Listings of element regions
————
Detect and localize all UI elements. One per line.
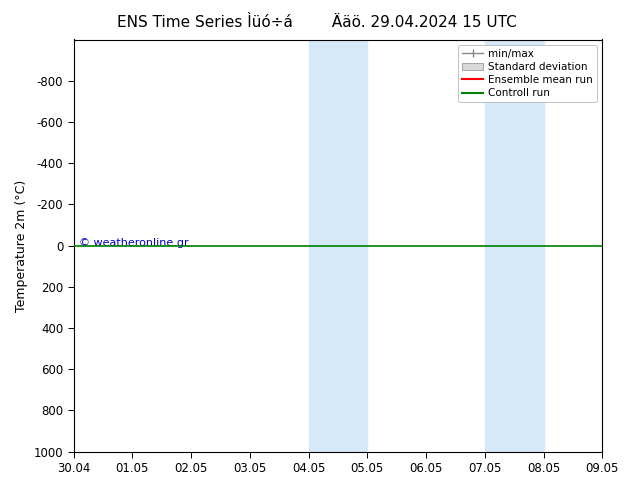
Text: ENS Time Series Ìüó÷á        Ääö. 29.04.2024 15 UTC: ENS Time Series Ìüó÷á Ääö. 29.04.2024 15… [117, 15, 517, 30]
Bar [309, 40, 367, 452]
Bar [485, 40, 543, 452]
Y-axis label: Temperature 2m (°C): Temperature 2m (°C) [15, 179, 28, 312]
Legend: min/max, Standard deviation, Ensemble mean run, Controll run: min/max, Standard deviation, Ensemble me… [458, 45, 597, 102]
Text: © weatheronline.gr: © weatheronline.gr [79, 239, 188, 248]
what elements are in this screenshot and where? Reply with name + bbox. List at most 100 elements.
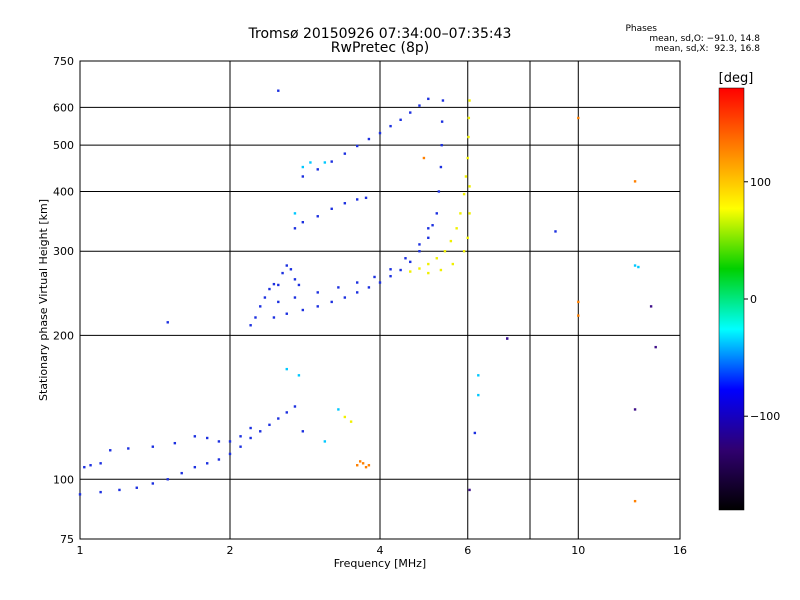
data-point (373, 275, 376, 279)
x-tick-label: 1 (77, 544, 84, 557)
y-tick-label: 400 (53, 185, 74, 198)
data-point (268, 423, 271, 427)
data-point (418, 243, 421, 246)
data-point (228, 452, 232, 456)
data-point (654, 345, 657, 349)
y-tick-label: 100 (53, 473, 74, 486)
x-axis-ticks: 1 2 4 6 10 16 (77, 544, 688, 557)
data-point (281, 271, 284, 275)
data-point (389, 274, 392, 278)
colorbar-tick-label: 100 (750, 176, 771, 189)
data-point (297, 283, 301, 287)
data-point (435, 257, 438, 260)
colorbar-label: [deg] (719, 71, 754, 86)
data-point (285, 411, 288, 414)
colorbar-ticks: 100 0 −100 (744, 176, 780, 423)
data-point (337, 286, 340, 289)
data-point (343, 415, 347, 419)
data-point (323, 440, 327, 443)
data-point (249, 324, 252, 327)
y-axis-ticks: 75 100 200 300 400 500 600 750 (53, 55, 74, 546)
x-tick-label: 10 (571, 544, 585, 557)
data-point (277, 417, 280, 420)
data-point (633, 499, 637, 503)
data-point (649, 305, 653, 308)
data-point (427, 97, 430, 101)
data-point (316, 215, 319, 218)
data-point (633, 408, 637, 411)
data-point (83, 465, 86, 469)
data-point (254, 316, 257, 319)
data-point (249, 436, 252, 440)
data-point (378, 281, 382, 284)
data-point (301, 165, 305, 169)
data-point (477, 393, 480, 397)
data-point (135, 486, 138, 489)
data-point (468, 185, 471, 188)
data-point (166, 321, 169, 324)
colorbar-gradient (718, 87, 745, 511)
x-tick-label: 4 (377, 544, 384, 557)
data-point (293, 278, 297, 281)
data-point (99, 490, 102, 494)
data-point (249, 426, 252, 430)
data-point (151, 445, 155, 448)
data-point (364, 196, 368, 200)
data-point (439, 268, 443, 272)
colorbar-tick-label: −100 (750, 410, 780, 423)
data-point (330, 207, 333, 211)
phase-colorbar: [deg] (718, 71, 754, 511)
data-point (418, 267, 421, 270)
data-point (277, 89, 280, 92)
chart-title: Tromsø 20150926 07:34:00–07:35:43 (248, 26, 512, 42)
data-point (505, 337, 509, 340)
data-point (389, 124, 392, 128)
data-point (293, 227, 297, 230)
data-point (464, 175, 468, 178)
data-point (427, 262, 430, 266)
data-point (389, 268, 392, 271)
stats-o-mode: mean, sd,O: −91.0, 14.8 (649, 34, 760, 44)
data-point (367, 137, 371, 141)
data-point (301, 430, 305, 433)
data-point (409, 111, 412, 114)
data-point (418, 250, 421, 253)
data-point (316, 168, 319, 171)
data-point (355, 281, 359, 284)
data-point (361, 462, 365, 465)
data-point (554, 230, 557, 233)
data-point (316, 291, 319, 294)
data-point (435, 212, 438, 215)
data-point (118, 488, 121, 492)
data-point (217, 458, 221, 461)
data-point (293, 405, 297, 408)
data-point (268, 287, 271, 291)
data-point (228, 440, 232, 443)
data-point (337, 408, 340, 411)
data-point (293, 212, 297, 215)
y-tick-label: 200 (53, 329, 74, 342)
x-tick-label: 16 (673, 544, 687, 557)
y-tick-label: 750 (53, 55, 74, 68)
y-tick-label: 300 (53, 245, 74, 258)
data-point (367, 464, 371, 467)
data-point (427, 227, 430, 230)
data-point (449, 239, 453, 243)
grid-lines (79, 60, 681, 540)
data-point (309, 161, 312, 164)
data-point (378, 131, 382, 135)
data-point (404, 257, 407, 260)
data-point (441, 99, 445, 102)
data-point (263, 296, 267, 299)
data-point (330, 300, 333, 304)
data-point (399, 118, 402, 122)
data-point (358, 460, 362, 463)
data-point (289, 268, 293, 271)
stats-x-mode: mean, sd,X: 92.3, 16.8 (654, 44, 760, 54)
colorbar-tick-label: 0 (750, 293, 757, 306)
data-point (367, 286, 371, 289)
data-points (78, 89, 657, 503)
data-point (466, 236, 469, 240)
data-point (468, 212, 471, 215)
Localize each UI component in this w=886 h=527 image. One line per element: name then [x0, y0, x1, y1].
————
Turn every line above into a JSON list of strings, one string per line, skipping blank lines. Leave the pictures out of the answer.

TASK RESULT
[
  "Detect and localize all UI elements. One per line.",
  "Text: ENS Time Series Ìüó÷á        Ääö. 29.04.2024 15 UTC: ENS Time Series Ìüó÷á Ääö. 29.04.2024 15… [117, 15, 517, 30]",
  "Bar [309, 40, 367, 452]",
  "Bar [485, 40, 543, 452]",
  "Y-axis label: Temperature 2m (°C): Temperature 2m (°C) [15, 179, 28, 312]",
  "Legend: min/max, Standard deviation, Ensemble mean run, Controll run: min/max, Standard deviation, Ensemble me… [458, 45, 597, 102]",
  "Text: © weatheronline.gr: © weatheronline.gr [79, 239, 188, 248]",
  "what elements are in this screenshot and where? Reply with name + bbox. List at most 100 elements.",
  "data-point (373, 275, 376, 279)",
  "x-tick-label: 1 (77, 544, 84, 557)",
  "y-tick-label: 400 (53, 185, 74, 198)",
  "data-point (268, 423, 271, 427)",
  "data-point (418, 243, 421, 246)",
  "data-point (228, 452, 232, 456)",
  "data-point (654, 345, 657, 349)",
  "y-tick-label: 100 (53, 473, 74, 486)",
  "x-axis-ticks: 1 2 4 6 10 16 (77, 544, 688, 557)",
  "data-point (281, 271, 284, 275)",
  "data-point (389, 274, 392, 278)",
  "colorbar-tick-label: 100 (750, 176, 771, 189)",
  "data-point (297, 283, 301, 287)",
  "data-point (435, 257, 438, 260)",
  "colorbar-label: [deg] (719, 71, 754, 86)",
  "data-point (285, 411, 288, 414)",
  "colorbar-ticks: 100 0 −100 (744, 176, 780, 423)",
  "data-point (337, 286, 340, 289)",
  "data-point (343, 415, 347, 419)",
  "data-point (323, 440, 327, 443)",
  "data-point (249, 324, 252, 327)",
  "y-axis-ticks: 75 100 200 300 400 500 600 750 (53, 55, 74, 546)",
  "x-tick-label: 10 (571, 544, 585, 557)",
  "data-point (277, 417, 280, 420)",
  "data-point (633, 499, 637, 503)",
  "data-point (649, 305, 653, 308)",
  "data-point (427, 97, 430, 101)",
  "data-point (316, 215, 319, 218)",
  "data-point (633, 408, 637, 411)",
  "data-point (83, 465, 86, 469)",
  "data-point (254, 316, 257, 319)",
  "data-point (249, 436, 252, 440)",
  "data-point (378, 281, 382, 284)",
  "data-point (301, 165, 305, 169)",
  "data-point (477, 393, 480, 397)",
  "data-point (135, 486, 138, 489)",
  "data-point (468, 185, 471, 188)",
  "data-point (166, 321, 169, 324)",
  "colorbar-gradient (718, 87, 745, 511)",
  "x-tick-label: 4 (377, 544, 384, 557)",
  "data-point (293, 278, 297, 281)",
  "data-point (99, 490, 102, 494)",
  "data-point (249, 426, 252, 430)",
  "data-point (151, 445, 155, 448)",
  "data-point (364, 196, 368, 200)",
  "data-point (439, 268, 443, 272)",
  "colorbar-tick-label: −100 (750, 410, 780, 423)",
  "data-point (330, 207, 333, 211)",
  "phase-colorbar: [deg] (718, 71, 754, 511)",
  "data-point (418, 267, 421, 270)",
  "data-point (277, 89, 280, 92)",
  "chart-title: Tromsø 20150926 07:34:00–07:35:43 (248, 26, 512, 42)",
  "data-point (505, 337, 509, 340)",
  "data-point (389, 124, 392, 128)",
  "data-point (293, 227, 297, 230)",
  "data-point (464, 175, 468, 178)",
  "data-point (427, 262, 430, 266)",
  "data-point (389, 268, 392, 271)",
  "stats-o-mode: mean, sd,O: −91.0, 14.8 (649, 34, 760, 44)",
  "data-point (367, 137, 371, 141)",
  "data-point (301, 430, 305, 433)",
  "data-point (409, 111, 412, 114)",
  "data-point (418, 250, 421, 253)",
  "data-point (316, 168, 319, 171)",
  "data-point (355, 281, 359, 284)",
  "data-point (361, 462, 365, 465)",
  "data-point (554, 230, 557, 233)",
  "data-point (316, 291, 319, 294)",
  "data-point (435, 212, 438, 215)",
  "data-point (118, 488, 121, 492)",
  "data-point (217, 458, 221, 461)",
  "data-point (293, 405, 297, 408)",
  "data-point (268, 287, 271, 291)",
  "data-point (228, 440, 232, 443)",
  "data-point (337, 408, 340, 411)",
  "data-point (293, 212, 297, 215)",
  "y-tick-label: 200 (53, 329, 74, 342)",
  "x-tick-label: 16 (673, 544, 687, 557)",
  "y-tick-label: 750 (53, 55, 74, 68)",
  "y-tick-label: 300 (53, 245, 74, 258)",
  "data-point (367, 464, 371, 467)",
  "data-point (427, 227, 430, 230)",
  "data-point (449, 239, 453, 243)",
  "grid-lines (79, 60, 681, 540)",
  "data-point (309, 161, 312, 164)",
  "data-point (378, 131, 382, 135)",
  "data-point (404, 257, 407, 260)",
  "data-point (441, 99, 445, 102)",
  "data-point (263, 296, 267, 299)",
  "data-point (330, 300, 333, 304)",
  "data-point (399, 118, 402, 122)",
  "data-point (358, 460, 362, 463)",
  "data-point (289, 268, 293, 271)",
  "stats-x-mode: mean, sd,X: 92.3, 16.8 (654, 44, 760, 54)",
  "colorbar-tick-label: 0 (750, 293, 757, 306)",
  "data-point (367, 286, 371, 289)",
  "data-points (78, 89, 657, 503)",
  "data-point (466, 236, 469, 240)",
  "data-point (468, 212, 471, 215)",
  "Localize each UI component in this w=886 h=527 image. One line per element: name then [x0, y0, x1, y1]."
]